INSTRUCTION: Please repeat all of the lines that follow, exactly as written.

RECORDED INFORMATION:

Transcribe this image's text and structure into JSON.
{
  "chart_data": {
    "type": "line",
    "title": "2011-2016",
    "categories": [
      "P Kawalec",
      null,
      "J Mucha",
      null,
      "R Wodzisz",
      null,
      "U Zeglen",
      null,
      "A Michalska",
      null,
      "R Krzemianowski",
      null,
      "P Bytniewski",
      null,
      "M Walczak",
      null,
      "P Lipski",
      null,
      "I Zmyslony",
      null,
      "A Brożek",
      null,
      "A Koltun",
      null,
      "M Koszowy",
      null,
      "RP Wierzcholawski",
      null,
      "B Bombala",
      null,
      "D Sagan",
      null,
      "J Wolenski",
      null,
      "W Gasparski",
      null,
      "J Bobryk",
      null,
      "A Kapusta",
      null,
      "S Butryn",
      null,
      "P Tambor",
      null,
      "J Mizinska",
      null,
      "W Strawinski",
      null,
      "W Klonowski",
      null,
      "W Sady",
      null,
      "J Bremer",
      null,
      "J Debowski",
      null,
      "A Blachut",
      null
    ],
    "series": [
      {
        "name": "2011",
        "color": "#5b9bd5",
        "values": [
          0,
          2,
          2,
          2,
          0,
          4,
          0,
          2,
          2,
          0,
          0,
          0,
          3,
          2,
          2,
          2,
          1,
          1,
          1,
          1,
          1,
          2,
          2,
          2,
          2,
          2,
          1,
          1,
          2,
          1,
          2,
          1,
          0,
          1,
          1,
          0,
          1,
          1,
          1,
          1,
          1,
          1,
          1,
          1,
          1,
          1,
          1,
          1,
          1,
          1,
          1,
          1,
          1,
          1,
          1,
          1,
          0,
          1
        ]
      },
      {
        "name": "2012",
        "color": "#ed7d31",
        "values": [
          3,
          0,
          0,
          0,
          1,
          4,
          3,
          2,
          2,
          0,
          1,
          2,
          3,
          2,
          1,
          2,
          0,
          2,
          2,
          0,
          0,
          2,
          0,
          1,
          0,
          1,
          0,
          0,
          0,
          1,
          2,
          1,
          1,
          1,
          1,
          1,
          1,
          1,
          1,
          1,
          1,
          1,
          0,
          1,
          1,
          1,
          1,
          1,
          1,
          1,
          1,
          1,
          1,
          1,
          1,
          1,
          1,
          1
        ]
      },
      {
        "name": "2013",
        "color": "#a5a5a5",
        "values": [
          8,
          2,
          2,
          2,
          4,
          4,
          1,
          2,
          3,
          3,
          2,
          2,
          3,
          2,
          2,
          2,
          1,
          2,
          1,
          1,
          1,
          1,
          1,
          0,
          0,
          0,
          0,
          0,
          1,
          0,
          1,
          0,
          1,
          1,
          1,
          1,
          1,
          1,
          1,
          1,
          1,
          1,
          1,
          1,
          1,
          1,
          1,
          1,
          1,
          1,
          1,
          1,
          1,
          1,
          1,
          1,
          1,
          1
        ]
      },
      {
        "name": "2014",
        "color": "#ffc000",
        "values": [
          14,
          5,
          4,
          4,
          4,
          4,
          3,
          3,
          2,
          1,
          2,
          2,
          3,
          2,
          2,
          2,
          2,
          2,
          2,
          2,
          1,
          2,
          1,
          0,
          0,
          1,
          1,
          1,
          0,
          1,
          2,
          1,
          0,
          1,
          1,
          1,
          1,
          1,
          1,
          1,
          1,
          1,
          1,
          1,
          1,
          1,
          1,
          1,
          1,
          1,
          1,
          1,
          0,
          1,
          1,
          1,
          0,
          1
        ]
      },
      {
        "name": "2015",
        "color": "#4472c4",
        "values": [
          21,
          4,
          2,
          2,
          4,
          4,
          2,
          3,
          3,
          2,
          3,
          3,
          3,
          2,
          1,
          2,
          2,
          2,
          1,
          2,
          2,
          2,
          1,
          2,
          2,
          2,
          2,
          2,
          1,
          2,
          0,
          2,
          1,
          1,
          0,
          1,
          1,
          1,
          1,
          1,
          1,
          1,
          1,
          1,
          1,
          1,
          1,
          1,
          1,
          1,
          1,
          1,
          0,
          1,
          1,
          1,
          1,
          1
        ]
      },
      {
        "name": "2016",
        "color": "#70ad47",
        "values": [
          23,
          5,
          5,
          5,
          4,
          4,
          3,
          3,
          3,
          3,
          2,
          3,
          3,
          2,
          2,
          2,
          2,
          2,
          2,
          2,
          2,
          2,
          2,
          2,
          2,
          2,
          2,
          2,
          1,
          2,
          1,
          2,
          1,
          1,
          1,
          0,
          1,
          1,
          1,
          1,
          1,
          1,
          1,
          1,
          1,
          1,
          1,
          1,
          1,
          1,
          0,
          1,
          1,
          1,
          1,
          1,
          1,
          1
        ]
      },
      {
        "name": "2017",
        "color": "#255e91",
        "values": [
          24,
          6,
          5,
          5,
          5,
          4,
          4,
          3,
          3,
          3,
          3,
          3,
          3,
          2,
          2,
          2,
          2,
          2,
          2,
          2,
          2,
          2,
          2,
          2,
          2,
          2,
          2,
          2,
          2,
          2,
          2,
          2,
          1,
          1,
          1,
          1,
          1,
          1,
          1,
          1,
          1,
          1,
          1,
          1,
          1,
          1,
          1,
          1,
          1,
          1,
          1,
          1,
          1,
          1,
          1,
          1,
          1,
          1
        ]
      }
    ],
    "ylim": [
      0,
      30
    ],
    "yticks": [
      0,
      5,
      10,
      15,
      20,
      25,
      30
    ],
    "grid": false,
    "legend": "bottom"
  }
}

WRITTEN SOLUTION:
Transcribe this image's text and structure into JSON.
{
  "chart_data": {
    "type": "line",
    "title": "2011-2016",
    "categories": [
      "P Kawalec",
      null,
      "J Mucha",
      null,
      "R Wodzisz",
      null,
      "U Zeglen",
      null,
      "A Michalska",
      null,
      "R Krzemianowski",
      null,
      "P Bytniewski",
      null,
      "M Walczak",
      null,
      "P Lipski",
      null,
      "I Zmyslony",
      null,
      "A Brożek",
      null,
      "A Koltun",
      null,
      "M Koszowy",
      null,
      "RP Wierzcholawski",
      null,
      "B Bombala",
      null,
      "D Sagan",
      null,
      "J Wolenski",
      null,
      "W Gasparski",
      null,
      "J Bobryk",
      null,
      "A Kapusta",
      null,
      "S Butryn",
      null,
      "P Tambor",
      null,
      "J Mizinska",
      null,
      "W Strawinski",
      null,
      "W Klonowski",
      null,
      "W Sady",
      null,
      "J Bremer",
      null,
      "J Debowski",
      null,
      "A Blachut",
      null
    ],
    "series": [
      {
        "name": "2011",
        "color": "#5b9bd5",
        "values": [
          0,
          2,
          2,
          2,
          0,
          4,
          0,
          2,
          2,
          0,
          0,
          0,
          3,
          2,
          2,
          2,
          1,
          1,
          1,
          1,
          1,
          2,
          2,
          2,
          2,
          2,
          1,
          1,
          2,
          1,
          2,
          1,
          0,
          1,
          1,
          0,
          1,
          1,
          1,
          1,
          1,
          1,
          1,
          1,
          1,
          1,
          1,
          1,
          1,
          1,
          1,
          1,
          1,
          1,
          1,
          1,
          0,
          1
        ]
      },
      {
        "name": "2012",
        "color": "#ed7d31",
        "values": [
          3,
          0,
          0,
          0,
          1,
          4,
          3,
          2,
          2,
          0,
          1,
          2,
          3,
          2,
          1,
          2,
          0,
          2,
          2,
          0,
          0,
          2,
          0,
          1,
          0,
          1,
          0,
          0,
          0,
          1,
          2,
          1,
          1,
          1,
          1,
          1,
          1,
          1,
          1,
          1,
          1,
          1,
          0,
          1,
          1,
          1,
          1,
          1,
          1,
          1,
          1,
          1,
          1,
          1,
          1,
          1,
          1,
          1
        ]
      },
      {
        "name": "2013",
        "color": "#a5a5a5",
        "values": [
          8,
          2,
          2,
          2,
          4,
          4,
          1,
          2,
          3,
          3,
          2,
          2,
          3,
          2,
          2,
          2,
          1,
          2,
          1,
          1,
          1,
          1,
          1,
          0,
          0,
          0,
          0,
          0,
          1,
          0,
          1,
          0,
          1,
          1,
          1,
          1,
          1,
          1,
          1,
          1,
          1,
          1,
          1,
          1,
          1,
          1,
          1,
          1,
          1,
          1,
          1,
          1,
          1,
          1,
          1,
          1,
          1,
          1
        ]
      },
      {
        "name": "2014",
        "color": "#ffc000",
        "values": [
          14,
          5,
          4,
          4,
          4,
          4,
          3,
          3,
          2,
          1,
          2,
          2,
          3,
          2,
          2,
          2,
          2,
          2,
          2,
          2,
          1,
          2,
          1,
          0,
          0,
          1,
          1,
          1,
          0,
          1,
          2,
          1,
          0,
          1,
          1,
          1,
          1,
          1,
          1,
          1,
          1,
          1,
          1,
          1,
          1,
          1,
          1,
          1,
          1,
          1,
          1,
          1,
          0,
          1,
          1,
          1,
          0,
          1
        ]
      },
      {
        "name": "2015",
        "color": "#4472c4",
        "values": [
          21,
          4,
          2,
          2,
          4,
          4,
          2,
          3,
          3,
          2,
          3,
          3,
          3,
          2,
          1,
          2,
          2,
          2,
          1,
          2,
          2,
          2,
          1,
          2,
          2,
          2,
          2,
          2,
          1,
          2,
          0,
          2,
          1,
          1,
          0,
          1,
          1,
          1,
          1,
          1,
          1,
          1,
          1,
          1,
          1,
          1,
          1,
          1,
          1,
          1,
          1,
          1,
          0,
          1,
          1,
          1,
          1,
          1
        ]
      },
      {
        "name": "2016",
        "color": "#70ad47",
        "values": [
          23,
          5,
          5,
          5,
          4,
          4,
          3,
          3,
          3,
          3,
          2,
          3,
          3,
          2,
          2,
          2,
          2,
          2,
          2,
          2,
          2,
          2,
          2,
          2,
          2,
          2,
          2,
          2,
          1,
          2,
          1,
          2,
          1,
          1,
          1,
          0,
          1,
          1,
          1,
          1,
          1,
          1,
          1,
          1,
          1,
          1,
          1,
          1,
          1,
          1,
          0,
          1,
          1,
          1,
          1,
          1,
          1,
          1
        ]
      },
      {
        "name": "2017",
        "color": "#255e91",
        "values": [
          24,
          6,
          5,
          5,
          5,
          4,
          4,
          3,
          3,
          3,
          3,
          3,
          3,
          2,
          2,
          2,
          2,
          2,
          2,
          2,
          2,
          2,
          2,
          2,
          2,
          2,
          2,
          2,
          2,
          2,
          2,
          2,
          1,
          1,
          1,
          1,
          1,
          1,
          1,
          1,
          1,
          1,
          1,
          1,
          1,
          1,
          1,
          1,
          1,
          1,
          1,
          1,
          1,
          1,
          1,
          1,
          1,
          1
        ]
      }
    ],
    "ylim": [
      0,
      30
    ],
    "yticks": [
      0,
      5,
      10,
      15,
      20,
      25,
      30
    ],
    "grid": false,
    "legend": "bottom"
  }
}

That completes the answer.